• Your instructions: Print every line of the listing exactly, please.

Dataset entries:
** Start **
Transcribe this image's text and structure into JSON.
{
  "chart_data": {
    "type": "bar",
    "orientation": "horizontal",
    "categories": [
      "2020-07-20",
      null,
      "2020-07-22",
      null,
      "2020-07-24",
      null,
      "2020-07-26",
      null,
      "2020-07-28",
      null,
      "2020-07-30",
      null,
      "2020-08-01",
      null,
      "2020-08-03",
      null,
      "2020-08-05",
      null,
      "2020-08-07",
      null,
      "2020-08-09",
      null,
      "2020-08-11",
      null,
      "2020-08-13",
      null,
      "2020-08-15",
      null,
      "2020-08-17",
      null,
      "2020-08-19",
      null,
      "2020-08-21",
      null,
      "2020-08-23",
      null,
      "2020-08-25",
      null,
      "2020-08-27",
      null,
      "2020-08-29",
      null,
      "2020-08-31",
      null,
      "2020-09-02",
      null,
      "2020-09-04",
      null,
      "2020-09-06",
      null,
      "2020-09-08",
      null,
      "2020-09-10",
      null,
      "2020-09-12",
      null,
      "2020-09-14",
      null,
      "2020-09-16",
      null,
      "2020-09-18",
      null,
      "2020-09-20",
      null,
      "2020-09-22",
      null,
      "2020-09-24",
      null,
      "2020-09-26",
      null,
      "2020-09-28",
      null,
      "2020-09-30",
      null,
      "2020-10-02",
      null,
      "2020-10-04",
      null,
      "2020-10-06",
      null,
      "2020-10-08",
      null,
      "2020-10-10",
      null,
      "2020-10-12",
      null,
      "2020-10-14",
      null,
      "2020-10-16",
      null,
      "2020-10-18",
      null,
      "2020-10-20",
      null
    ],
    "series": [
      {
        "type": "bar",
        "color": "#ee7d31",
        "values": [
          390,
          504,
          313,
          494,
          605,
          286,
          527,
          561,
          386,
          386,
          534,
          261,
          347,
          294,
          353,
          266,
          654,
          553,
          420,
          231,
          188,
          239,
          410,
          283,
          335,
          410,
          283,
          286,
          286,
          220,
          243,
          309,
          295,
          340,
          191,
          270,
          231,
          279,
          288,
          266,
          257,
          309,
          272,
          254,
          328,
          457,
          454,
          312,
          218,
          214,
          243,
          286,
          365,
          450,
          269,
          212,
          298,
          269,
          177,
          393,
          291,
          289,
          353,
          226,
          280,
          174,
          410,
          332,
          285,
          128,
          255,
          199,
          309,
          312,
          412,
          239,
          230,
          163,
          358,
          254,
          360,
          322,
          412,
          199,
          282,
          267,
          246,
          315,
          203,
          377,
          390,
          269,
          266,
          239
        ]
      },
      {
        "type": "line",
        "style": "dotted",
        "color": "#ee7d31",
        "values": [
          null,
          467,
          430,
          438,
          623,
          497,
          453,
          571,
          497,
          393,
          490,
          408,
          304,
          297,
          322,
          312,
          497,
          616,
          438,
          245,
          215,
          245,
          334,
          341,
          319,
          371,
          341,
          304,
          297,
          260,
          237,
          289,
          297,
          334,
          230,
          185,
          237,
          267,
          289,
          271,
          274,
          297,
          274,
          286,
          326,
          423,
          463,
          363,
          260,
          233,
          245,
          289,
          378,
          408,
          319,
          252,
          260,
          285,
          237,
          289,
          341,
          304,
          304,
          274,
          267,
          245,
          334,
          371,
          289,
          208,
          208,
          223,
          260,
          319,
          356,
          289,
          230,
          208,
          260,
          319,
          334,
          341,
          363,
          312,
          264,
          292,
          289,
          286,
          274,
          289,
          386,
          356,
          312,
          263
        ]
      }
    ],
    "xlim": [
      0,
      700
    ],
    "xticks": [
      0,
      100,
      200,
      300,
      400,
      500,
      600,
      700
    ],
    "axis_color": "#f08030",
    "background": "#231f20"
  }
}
** End **
• Worked answer:
Transcribe this image's text and structure into JSON.
{
  "chart_data": {
    "type": "bar",
    "orientation": "horizontal",
    "categories": [
      "2020-07-20",
      null,
      "2020-07-22",
      null,
      "2020-07-24",
      null,
      "2020-07-26",
      null,
      "2020-07-28",
      null,
      "2020-07-30",
      null,
      "2020-08-01",
      null,
      "2020-08-03",
      null,
      "2020-08-05",
      null,
      "2020-08-07",
      null,
      "2020-08-09",
      null,
      "2020-08-11",
      null,
      "2020-08-13",
      null,
      "2020-08-15",
      null,
      "2020-08-17",
      null,
      "2020-08-19",
      null,
      "2020-08-21",
      null,
      "2020-08-23",
      null,
      "2020-08-25",
      null,
      "2020-08-27",
      null,
      "2020-08-29",
      null,
      "2020-08-31",
      null,
      "2020-09-02",
      null,
      "2020-09-04",
      null,
      "2020-09-06",
      null,
      "2020-09-08",
      null,
      "2020-09-10",
      null,
      "2020-09-12",
      null,
      "2020-09-14",
      null,
      "2020-09-16",
      null,
      "2020-09-18",
      null,
      "2020-09-20",
      null,
      "2020-09-22",
      null,
      "2020-09-24",
      null,
      "2020-09-26",
      null,
      "2020-09-28",
      null,
      "2020-09-30",
      null,
      "2020-10-02",
      null,
      "2020-10-04",
      null,
      "2020-10-06",
      null,
      "2020-10-08",
      null,
      "2020-10-10",
      null,
      "2020-10-12",
      null,
      "2020-10-14",
      null,
      "2020-10-16",
      null,
      "2020-10-18",
      null,
      "2020-10-20",
      null
    ],
    "series": [
      {
        "type": "bar",
        "color": "#ee7d31",
        "values": [
          390,
          504,
          313,
          494,
          605,
          286,
          527,
          561,
          386,
          386,
          534,
          261,
          347,
          294,
          353,
          266,
          654,
          553,
          420,
          231,
          188,
          239,
          410,
          283,
          335,
          410,
          283,
          286,
          286,
          220,
          243,
          309,
          295,
          340,
          191,
          270,
          231,
          279,
          288,
          266,
          257,
          309,
          272,
          254,
          328,
          457,
          454,
          312,
          218,
          214,
          243,
          286,
          365,
          450,
          269,
          212,
          298,
          269,
          177,
          393,
          291,
          289,
          353,
          226,
          280,
          174,
          410,
          332,
          285,
          128,
          255,
          199,
          309,
          312,
          412,
          239,
          230,
          163,
          358,
          254,
          360,
          322,
          412,
          199,
          282,
          267,
          246,
          315,
          203,
          377,
          390,
          269,
          266,
          239
        ]
      },
      {
        "type": "line",
        "style": "dotted",
        "color": "#ee7d31",
        "values": [
          null,
          467,
          430,
          438,
          623,
          497,
          453,
          571,
          497,
          393,
          490,
          408,
          304,
          297,
          322,
          312,
          497,
          616,
          438,
          245,
          215,
          245,
          334,
          341,
          319,
          371,
          341,
          304,
          297,
          260,
          237,
          289,
          297,
          334,
          230,
          185,
          237,
          267,
          289,
          271,
          274,
          297,
          274,
          286,
          326,
          423,
          463,
          363,
          260,
          233,
          245,
          289,
          378,
          408,
          319,
          252,
          260,
          285,
          237,
          289,
          341,
          304,
          304,
          274,
          267,
          245,
          334,
          371,
          289,
          208,
          208,
          223,
          260,
          319,
          356,
          289,
          230,
          208,
          260,
          319,
          334,
          341,
          363,
          312,
          264,
          292,
          289,
          286,
          274,
          289,
          386,
          356,
          312,
          263
        ]
      }
    ],
    "xlim": [
      0,
      700
    ],
    "xticks": [
      0,
      100,
      200,
      300,
      400,
      500,
      600,
      700
    ],
    "axis_color": "#f08030",
    "background": "#231f20"
  }
}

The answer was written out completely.